== WHAT TO PRODUCE ==
Please quote only the lines that start at the one with "Output the text content of this document." and go on to the last line of the data, both ends kept.

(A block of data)
* begin *
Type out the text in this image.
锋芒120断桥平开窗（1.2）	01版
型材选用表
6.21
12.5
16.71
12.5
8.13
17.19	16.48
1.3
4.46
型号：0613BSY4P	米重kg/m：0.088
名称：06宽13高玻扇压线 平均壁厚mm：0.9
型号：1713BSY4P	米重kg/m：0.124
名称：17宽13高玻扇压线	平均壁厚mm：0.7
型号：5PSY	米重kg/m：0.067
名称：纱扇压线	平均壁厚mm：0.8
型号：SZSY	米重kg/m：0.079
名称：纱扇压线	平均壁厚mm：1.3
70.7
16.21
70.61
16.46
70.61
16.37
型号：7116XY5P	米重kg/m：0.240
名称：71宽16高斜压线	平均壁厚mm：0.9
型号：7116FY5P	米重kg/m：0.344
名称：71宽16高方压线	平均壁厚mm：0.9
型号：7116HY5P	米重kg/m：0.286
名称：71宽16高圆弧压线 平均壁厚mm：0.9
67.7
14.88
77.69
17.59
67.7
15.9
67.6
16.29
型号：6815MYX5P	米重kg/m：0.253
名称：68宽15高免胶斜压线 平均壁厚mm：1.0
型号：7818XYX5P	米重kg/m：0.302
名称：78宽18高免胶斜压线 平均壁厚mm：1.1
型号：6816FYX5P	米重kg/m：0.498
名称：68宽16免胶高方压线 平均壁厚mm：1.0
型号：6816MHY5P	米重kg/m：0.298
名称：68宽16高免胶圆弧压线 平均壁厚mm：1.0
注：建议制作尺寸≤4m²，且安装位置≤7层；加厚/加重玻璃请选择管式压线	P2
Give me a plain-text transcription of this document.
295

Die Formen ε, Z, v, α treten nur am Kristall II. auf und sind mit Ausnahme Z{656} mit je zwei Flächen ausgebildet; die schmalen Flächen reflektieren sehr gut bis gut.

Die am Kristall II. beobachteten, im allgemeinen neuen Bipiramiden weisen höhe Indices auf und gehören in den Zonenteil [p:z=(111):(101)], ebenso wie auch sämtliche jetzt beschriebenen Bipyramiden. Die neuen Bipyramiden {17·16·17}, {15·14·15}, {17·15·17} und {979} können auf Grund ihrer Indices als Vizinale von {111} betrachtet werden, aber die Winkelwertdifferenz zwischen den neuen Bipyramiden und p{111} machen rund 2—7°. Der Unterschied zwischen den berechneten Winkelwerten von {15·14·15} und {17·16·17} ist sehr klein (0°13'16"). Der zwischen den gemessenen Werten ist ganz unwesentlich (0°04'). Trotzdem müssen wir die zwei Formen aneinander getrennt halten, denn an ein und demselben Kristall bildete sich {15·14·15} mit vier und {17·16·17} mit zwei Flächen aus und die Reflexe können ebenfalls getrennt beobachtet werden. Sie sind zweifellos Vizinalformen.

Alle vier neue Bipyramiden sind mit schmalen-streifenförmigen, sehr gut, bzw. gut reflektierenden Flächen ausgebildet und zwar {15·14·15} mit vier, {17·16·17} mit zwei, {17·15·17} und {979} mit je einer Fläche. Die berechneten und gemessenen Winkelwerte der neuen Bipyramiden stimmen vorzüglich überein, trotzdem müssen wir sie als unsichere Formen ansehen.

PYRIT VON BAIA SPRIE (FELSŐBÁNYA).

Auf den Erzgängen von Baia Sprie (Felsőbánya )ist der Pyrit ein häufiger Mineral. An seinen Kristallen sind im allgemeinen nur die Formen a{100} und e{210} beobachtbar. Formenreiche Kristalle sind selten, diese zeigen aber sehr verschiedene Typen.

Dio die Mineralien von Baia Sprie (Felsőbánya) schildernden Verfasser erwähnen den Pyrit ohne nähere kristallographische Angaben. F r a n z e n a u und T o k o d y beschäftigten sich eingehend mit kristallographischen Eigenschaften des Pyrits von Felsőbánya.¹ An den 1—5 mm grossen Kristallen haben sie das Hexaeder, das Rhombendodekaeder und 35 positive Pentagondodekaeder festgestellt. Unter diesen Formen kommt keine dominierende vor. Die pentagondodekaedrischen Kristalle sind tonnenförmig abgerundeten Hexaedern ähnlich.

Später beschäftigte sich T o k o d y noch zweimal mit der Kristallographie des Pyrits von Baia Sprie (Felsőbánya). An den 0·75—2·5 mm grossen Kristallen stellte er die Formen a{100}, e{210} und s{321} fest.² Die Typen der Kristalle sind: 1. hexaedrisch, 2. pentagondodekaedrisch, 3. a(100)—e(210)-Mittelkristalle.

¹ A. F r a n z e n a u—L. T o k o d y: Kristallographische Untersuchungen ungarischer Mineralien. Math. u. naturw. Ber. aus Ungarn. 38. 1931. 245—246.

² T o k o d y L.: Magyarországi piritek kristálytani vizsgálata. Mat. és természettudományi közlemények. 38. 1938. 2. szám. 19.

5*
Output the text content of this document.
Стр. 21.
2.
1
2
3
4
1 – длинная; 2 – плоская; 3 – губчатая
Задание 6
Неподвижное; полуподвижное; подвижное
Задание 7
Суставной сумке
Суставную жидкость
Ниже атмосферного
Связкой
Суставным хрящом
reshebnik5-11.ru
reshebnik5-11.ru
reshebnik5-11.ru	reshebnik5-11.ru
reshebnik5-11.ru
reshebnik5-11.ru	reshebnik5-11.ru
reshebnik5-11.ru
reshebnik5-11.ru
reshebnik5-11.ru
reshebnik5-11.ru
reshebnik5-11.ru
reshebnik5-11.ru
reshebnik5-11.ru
* end *
== TASK SOLUTION ==
Output the text content of this document.
Стр. 21.
2.
1
2
3
4
1 – длинная; 2 – плоская; 3 – губчатая
Задание 6
Неподвижное; полуподвижное; подвижное
Задание 7
Суставной сумке
Суставную жидкость
Ниже атмосферного
Связкой
Суставным хрящом
reshebnik5-11.ru
reshebnik5-11.ru
reshebnik5-11.ru	reshebnik5-11.ru
reshebnik5-11.ru
reshebnik5-11.ru	reshebnik5-11.ru
reshebnik5-11.ru
reshebnik5-11.ru
reshebnik5-11.ru
reshebnik5-11.ru
reshebnik5-11.ru
reshebnik5-11.ru
reshebnik5-11.ru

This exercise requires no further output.